#### Extracted data
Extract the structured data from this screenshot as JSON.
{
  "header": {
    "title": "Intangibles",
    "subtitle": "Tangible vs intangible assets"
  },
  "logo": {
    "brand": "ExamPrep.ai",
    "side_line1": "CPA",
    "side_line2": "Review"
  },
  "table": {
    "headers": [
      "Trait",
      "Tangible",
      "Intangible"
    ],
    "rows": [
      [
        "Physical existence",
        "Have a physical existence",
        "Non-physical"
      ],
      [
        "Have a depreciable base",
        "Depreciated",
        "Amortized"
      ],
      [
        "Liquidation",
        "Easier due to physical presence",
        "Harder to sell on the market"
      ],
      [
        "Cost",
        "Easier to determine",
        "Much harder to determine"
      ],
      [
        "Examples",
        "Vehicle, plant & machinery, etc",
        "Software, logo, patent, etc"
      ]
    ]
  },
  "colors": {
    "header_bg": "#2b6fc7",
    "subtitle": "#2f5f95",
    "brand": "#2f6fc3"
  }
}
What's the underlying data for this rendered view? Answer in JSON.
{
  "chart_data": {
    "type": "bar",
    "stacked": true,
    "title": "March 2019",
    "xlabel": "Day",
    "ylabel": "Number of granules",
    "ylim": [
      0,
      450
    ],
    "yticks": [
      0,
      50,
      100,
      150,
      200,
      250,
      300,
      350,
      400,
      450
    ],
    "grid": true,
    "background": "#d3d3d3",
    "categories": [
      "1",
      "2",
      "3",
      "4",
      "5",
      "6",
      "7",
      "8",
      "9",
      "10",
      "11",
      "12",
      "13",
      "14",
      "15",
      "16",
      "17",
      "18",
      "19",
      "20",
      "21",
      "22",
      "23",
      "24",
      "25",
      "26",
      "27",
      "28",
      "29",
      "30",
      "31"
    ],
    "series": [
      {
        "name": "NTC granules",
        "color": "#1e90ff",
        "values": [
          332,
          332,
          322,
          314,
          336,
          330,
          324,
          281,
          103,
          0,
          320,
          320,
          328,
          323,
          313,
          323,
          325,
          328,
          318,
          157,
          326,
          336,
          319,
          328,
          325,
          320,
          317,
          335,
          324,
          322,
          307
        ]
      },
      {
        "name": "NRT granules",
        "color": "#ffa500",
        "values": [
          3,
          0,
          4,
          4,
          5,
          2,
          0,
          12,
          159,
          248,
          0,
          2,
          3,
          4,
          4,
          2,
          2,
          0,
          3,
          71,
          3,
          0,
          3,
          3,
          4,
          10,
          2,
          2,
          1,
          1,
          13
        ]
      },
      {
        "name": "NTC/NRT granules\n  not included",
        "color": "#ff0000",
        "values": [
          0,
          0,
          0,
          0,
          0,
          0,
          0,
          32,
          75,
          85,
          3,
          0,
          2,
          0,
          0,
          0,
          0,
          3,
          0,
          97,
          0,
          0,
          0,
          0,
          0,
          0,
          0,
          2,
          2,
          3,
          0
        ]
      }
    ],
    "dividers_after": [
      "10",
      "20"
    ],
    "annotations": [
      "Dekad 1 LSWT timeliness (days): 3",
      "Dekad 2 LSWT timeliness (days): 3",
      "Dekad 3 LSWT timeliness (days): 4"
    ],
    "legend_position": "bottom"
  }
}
########
Directions
Gather from the entries above all lines that include the string "determine".

Output
        "Easier to determine",
        "Much harder to determine"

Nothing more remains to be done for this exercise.